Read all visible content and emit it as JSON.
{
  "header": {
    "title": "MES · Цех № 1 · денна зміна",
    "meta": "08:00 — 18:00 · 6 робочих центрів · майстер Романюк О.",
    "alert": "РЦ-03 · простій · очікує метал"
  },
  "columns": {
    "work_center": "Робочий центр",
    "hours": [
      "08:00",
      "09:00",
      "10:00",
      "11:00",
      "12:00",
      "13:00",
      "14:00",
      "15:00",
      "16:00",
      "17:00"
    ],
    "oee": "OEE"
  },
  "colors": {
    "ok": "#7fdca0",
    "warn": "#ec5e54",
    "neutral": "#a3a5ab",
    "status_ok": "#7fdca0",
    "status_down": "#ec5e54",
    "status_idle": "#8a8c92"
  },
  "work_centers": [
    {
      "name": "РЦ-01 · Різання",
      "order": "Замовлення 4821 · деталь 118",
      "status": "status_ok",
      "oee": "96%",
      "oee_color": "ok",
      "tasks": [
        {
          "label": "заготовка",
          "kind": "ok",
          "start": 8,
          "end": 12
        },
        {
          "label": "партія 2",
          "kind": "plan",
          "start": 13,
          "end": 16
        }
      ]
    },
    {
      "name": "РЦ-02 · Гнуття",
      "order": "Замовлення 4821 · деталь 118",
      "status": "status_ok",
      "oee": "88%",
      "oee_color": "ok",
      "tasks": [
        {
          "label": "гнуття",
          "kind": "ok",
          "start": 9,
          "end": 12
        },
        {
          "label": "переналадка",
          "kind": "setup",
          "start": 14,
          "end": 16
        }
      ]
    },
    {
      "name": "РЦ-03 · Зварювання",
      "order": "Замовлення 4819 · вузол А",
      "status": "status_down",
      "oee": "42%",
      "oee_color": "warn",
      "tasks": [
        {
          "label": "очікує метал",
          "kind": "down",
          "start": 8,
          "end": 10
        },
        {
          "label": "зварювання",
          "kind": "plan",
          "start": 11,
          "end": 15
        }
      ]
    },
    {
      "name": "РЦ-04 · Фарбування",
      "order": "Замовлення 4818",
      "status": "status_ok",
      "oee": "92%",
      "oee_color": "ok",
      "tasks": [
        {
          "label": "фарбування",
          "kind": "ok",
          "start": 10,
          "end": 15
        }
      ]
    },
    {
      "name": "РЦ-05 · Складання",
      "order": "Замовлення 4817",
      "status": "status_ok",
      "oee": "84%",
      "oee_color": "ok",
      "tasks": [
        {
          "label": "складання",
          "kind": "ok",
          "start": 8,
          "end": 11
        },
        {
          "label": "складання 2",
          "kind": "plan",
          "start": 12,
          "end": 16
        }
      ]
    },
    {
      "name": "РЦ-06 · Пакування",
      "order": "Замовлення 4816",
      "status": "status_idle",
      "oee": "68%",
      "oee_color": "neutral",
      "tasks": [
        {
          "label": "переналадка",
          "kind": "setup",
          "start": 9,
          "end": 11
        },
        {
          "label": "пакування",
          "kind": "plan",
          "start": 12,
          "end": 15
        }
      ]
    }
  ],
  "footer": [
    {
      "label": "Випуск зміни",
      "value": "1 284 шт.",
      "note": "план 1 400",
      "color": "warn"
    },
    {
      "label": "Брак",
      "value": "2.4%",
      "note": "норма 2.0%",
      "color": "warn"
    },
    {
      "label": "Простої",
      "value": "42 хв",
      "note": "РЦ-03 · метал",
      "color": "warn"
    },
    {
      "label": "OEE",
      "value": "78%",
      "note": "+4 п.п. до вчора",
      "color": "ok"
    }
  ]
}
════════════════════
Nothing in the listing may be changed; retype it all exactly.

_PROBLEM SOLUTION_
Read all visible content and emit it as JSON.
{
  "header": {
    "title": "MES · Цех № 1 · денна зміна",
    "meta": "08:00 — 18:00 · 6 робочих центрів · майстер Романюк О.",
    "alert": "РЦ-03 · простій · очікує метал"
  },
  "columns": {
    "work_center": "Робочий центр",
    "hours": [
      "08:00",
      "09:00",
      "10:00",
      "11:00",
      "12:00",
      "13:00",
      "14:00",
      "15:00",
      "16:00",
      "17:00"
    ],
    "oee": "OEE"
  },
  "colors": {
    "ok": "#7fdca0",
    "warn": "#ec5e54",
    "neutral": "#a3a5ab",
    "status_ok": "#7fdca0",
    "status_down": "#ec5e54",
    "status_idle": "#8a8c92"
  },
  "work_centers": [
    {
      "name": "РЦ-01 · Різання",
      "order": "Замовлення 4821 · деталь 118",
      "status": "status_ok",
      "oee": "96%",
      "oee_color": "ok",
      "tasks": [
        {
          "label": "заготовка",
          "kind": "ok",
          "start": 8,
          "end": 12
        },
        {
          "label": "партія 2",
          "kind": "plan",
          "start": 13,
          "end": 16
        }
      ]
    },
    {
      "name": "РЦ-02 · Гнуття",
      "order": "Замовлення 4821 · деталь 118",
      "status": "status_ok",
      "oee": "88%",
      "oee_color": "ok",
      "tasks": [
        {
          "label": "гнуття",
          "kind": "ok",
          "start": 9,
          "end": 12
        },
        {
          "label": "переналадка",
          "kind": "setup",
          "start": 14,
          "end": 16
        }
      ]
    },
    {
      "name": "РЦ-03 · Зварювання",
      "order": "Замовлення 4819 · вузол А",
      "status": "status_down",
      "oee": "42%",
      "oee_color": "warn",
      "tasks": [
        {
          "label": "очікує метал",
          "kind": "down",
          "start": 8,
          "end": 10
        },
        {
          "label": "зварювання",
          "kind": "plan",
          "start": 11,
          "end": 15
        }
      ]
    },
    {
      "name": "РЦ-04 · Фарбування",
      "order": "Замовлення 4818",
      "status": "status_ok",
      "oee": "92%",
      "oee_color": "ok",
      "tasks": [
        {
          "label": "фарбування",
          "kind": "ok",
          "start": 10,
          "end": 15
        }
      ]
    },
    {
      "name": "РЦ-05 · Складання",
      "order": "Замовлення 4817",
      "status": "status_ok",
      "oee": "84%",
      "oee_color": "ok",
      "tasks": [
        {
          "label": "складання",
          "kind": "ok",
          "start": 8,
          "end": 11
        },
        {
          "label": "складання 2",
          "kind": "plan",
          "start": 12,
          "end": 16
        }
      ]
    },
    {
      "name": "РЦ-06 · Пакування",
      "order": "Замовлення 4816",
      "status": "status_idle",
      "oee": "68%",
      "oee_color": "neutral",
      "tasks": [
        {
          "label": "переналадка",
          "kind": "setup",
          "start": 9,
          "end": 11
        },
        {
          "label": "пакування",
          "kind": "plan",
          "start": 12,
          "end": 15
        }
      ]
    }
  ],
  "footer": [
    {
      "label": "Випуск зміни",
      "value": "1 284 шт.",
      "note": "план 1 400",
      "color": "warn"
    },
    {
      "label": "Брак",
      "value": "2.4%",
      "note": "норма 2.0%",
      "color": "warn"
    },
    {
      "label": "Простої",
      "value": "42 хв",
      "note": "РЦ-03 · метал",
      "color": "warn"
    },
    {
      "label": "OEE",
      "value": "78%",
      "note": "+4 п.п. до вчора",
      "color": "ok"
    }
  ]
}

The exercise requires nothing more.